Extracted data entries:

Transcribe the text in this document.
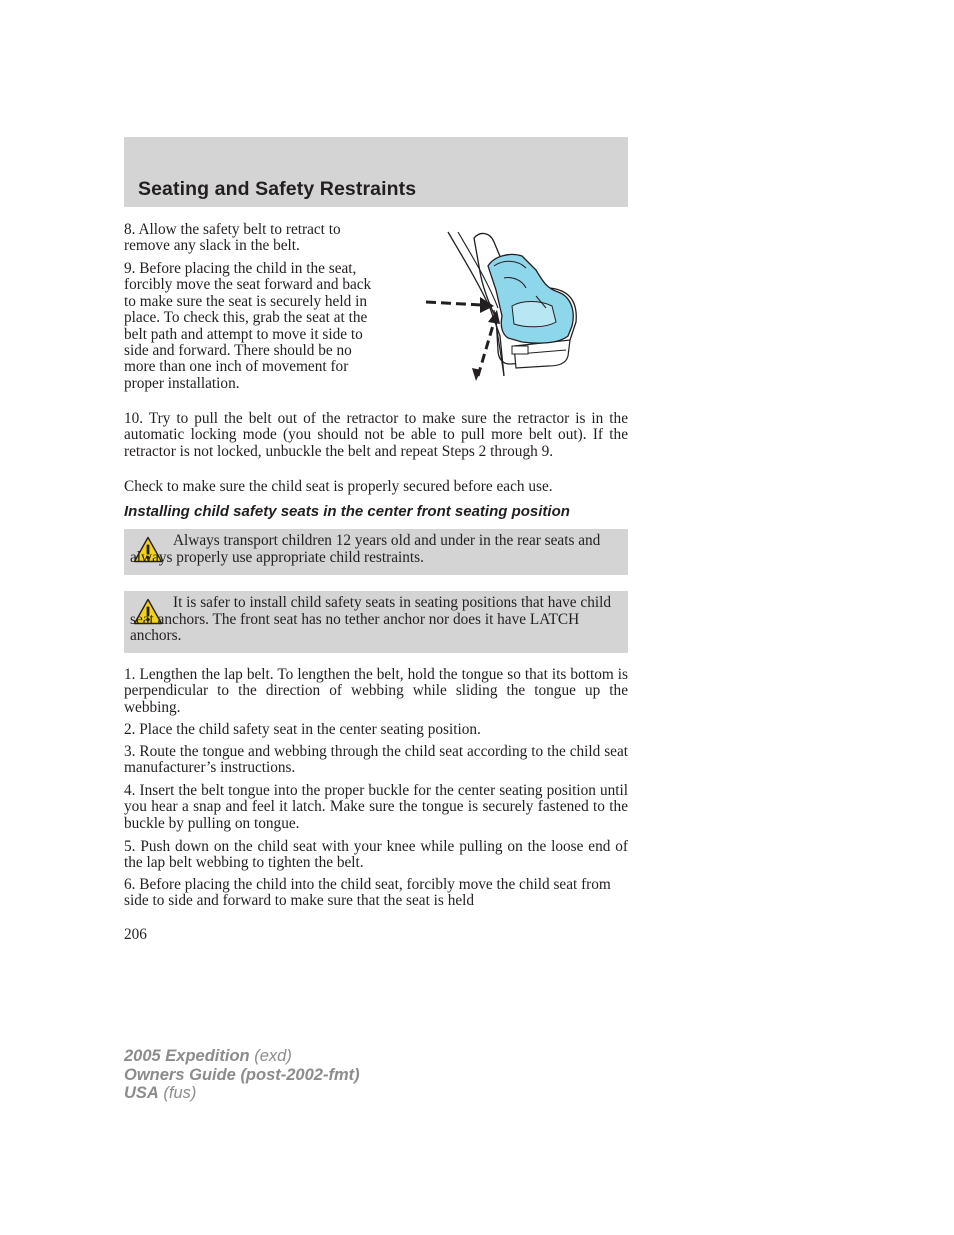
Seating and Safety Restraints

8. Allow the safety belt to retract to remove any slack in the belt.

9. Before placing the child in the seat, forcibly move the seat forward and back to make sure the seat is securely held in place. To check this, grab the seat at the belt path and attempt to move it side to side and forward. There should be no more than one inch of movement for proper installation.

10. Try to pull the belt out of the retractor to make sure the retractor is in the automatic locking mode (you should not be able to pull more belt out). If the retractor is not locked, unbuckle the belt and repeat Steps 2 through 9.

Check to make sure the child seat is properly secured before each use.

Installing child safety seats in the center front seating position

Always transport children 12 years old and under in the rear seats and always properly use appropriate child restraints.

It is safer to install child safety seats in seating positions that have child seat anchors. The front seat has no tether anchor nor does it have LATCH anchors.

1. Lengthen the lap belt. To lengthen the belt, hold the tongue so that its bottom is perpendicular to the direction of webbing while sliding the tongue up the webbing.

2. Place the child safety seat in the center seating position.

3. Route the tongue and webbing through the child seat according to the child seat manufacturer’s instructions.

4. Insert the belt tongue into the proper buckle for the center seating position until you hear a snap and feel it latch. Make sure the tongue is securely fastened to the buckle by pulling on tongue.

5. Push down on the child seat with your knee while pulling on the loose end of the lap belt webbing to tighten the belt.

6. Before placing the child into the child seat, forcibly move the child seat from side to side and forward to make sure that the seat is held

206

2005 Expedition (exd)
Owners Guide (post-2002-fmt)
USA (fus)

Exercise brief |
Each line above is to be copied verbatim. Drop any image from the copy.

Worked solution |
Transcribe the text in this document.
Seating and Safety Restraints

8. Allow the safety belt to retract to remove any slack in the belt.

9. Before placing the child in the seat, forcibly move the seat forward and back to make sure the seat is securely held in place. To check this, grab the seat at the belt path and attempt to move it side to side and forward. There should be no more than one inch of movement for proper installation.

10. Try to pull the belt out of the retractor to make sure the retractor is in the automatic locking mode (you should not be able to pull more belt out). If the retractor is not locked, unbuckle the belt and repeat Steps 2 through 9.

Check to make sure the child seat is properly secured before each use.

Installing child safety seats in the center front seating position

Always transport children 12 years old and under in the rear seats and always properly use appropriate child restraints.

It is safer to install child safety seats in seating positions that have child seat anchors. The front seat has no tether anchor nor does it have LATCH anchors.

1. Lengthen the lap belt. To lengthen the belt, hold the tongue so that its bottom is perpendicular to the direction of webbing while sliding the tongue up the webbing.

2. Place the child safety seat in the center seating position.

3. Route the tongue and webbing through the child seat according to the child seat manufacturer’s instructions.

4. Insert the belt tongue into the proper buckle for the center seating position until you hear a snap and feel it latch. Make sure the tongue is securely fastened to the buckle by pulling on tongue.

5. Push down on the child seat with your knee while pulling on the loose end of the lap belt webbing to tighten the belt.

6. Before placing the child into the child seat, forcibly move the child seat from side to side and forward to make sure that the seat is held

206

2005 Expedition (exd)
Owners Guide (post-2002-fmt)
USA (fus)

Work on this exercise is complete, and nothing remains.